__Task goal__. Write out the data below in full, unchanged, minus the images.

__Records supplied__.
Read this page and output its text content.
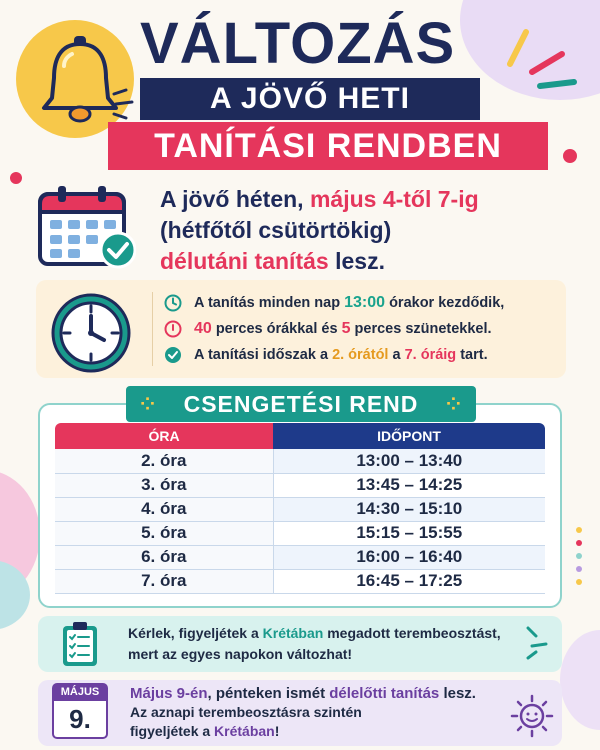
VÁLTOZÁS
A JÖVŐ HETI
TANÍTÁSI RENDBEN
A jövő héten, május 4-től 7-ig
(hétfőtől csütörtökig)
délutáni tanítás lesz.
A tanítás minden nap 13:00 órakor kezdődik,
40 perces órákkal és 5 perces szünetekkel.
A tanítási időszak a 2. órától a 7. óráig tart.
⁘ CSENGETÉSI REND ⁘
ÓRA	IDŐPONT
2. óra	13:00 – 13:40
3. óra	13:45 – 14:25
4. óra	14:30 – 15:10
5. óra	15:15 – 15:55
6. óra	16:00 – 16:40
7. óra	16:45 – 17:25
Kérlek, figyeljétek a Krétában megadott terembeosztást, mert az egyes napokon változhat!
MÁJUS
9.
Május 9-én, pénteken ismét délelőtti tanítás lesz.
Az aznapi terembeosztásra szintén
figyeljétek a Krétában!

__Written solution__.
Read this page and output its text content.
VÁLTOZÁS
A JÖVŐ HETI
TANÍTÁSI RENDBEN
A jövő héten, május 4-től 7-ig
(hétfőtől csütörtökig)
délutáni tanítás lesz.
A tanítás minden nap 13:00 órakor kezdődik,
40 perces órákkal és 5 perces szünetekkel.
A tanítási időszak a 2. órától a 7. óráig tart.
⁘ CSENGETÉSI REND ⁘
ÓRA	IDŐPONT
2. óra	13:00 – 13:40
3. óra	13:45 – 14:25
4. óra	14:30 – 15:10
5. óra	15:15 – 15:55
6. óra	16:00 – 16:40
7. óra	16:45 – 17:25
Kérlek, figyeljétek a Krétában megadott terembeosztást, mert az egyes napokon változhat!
MÁJUS
9.
Május 9-én, pénteken ismét délelőtti tanítás lesz.
Az aznapi terembeosztásra szintén
figyeljétek a Krétában!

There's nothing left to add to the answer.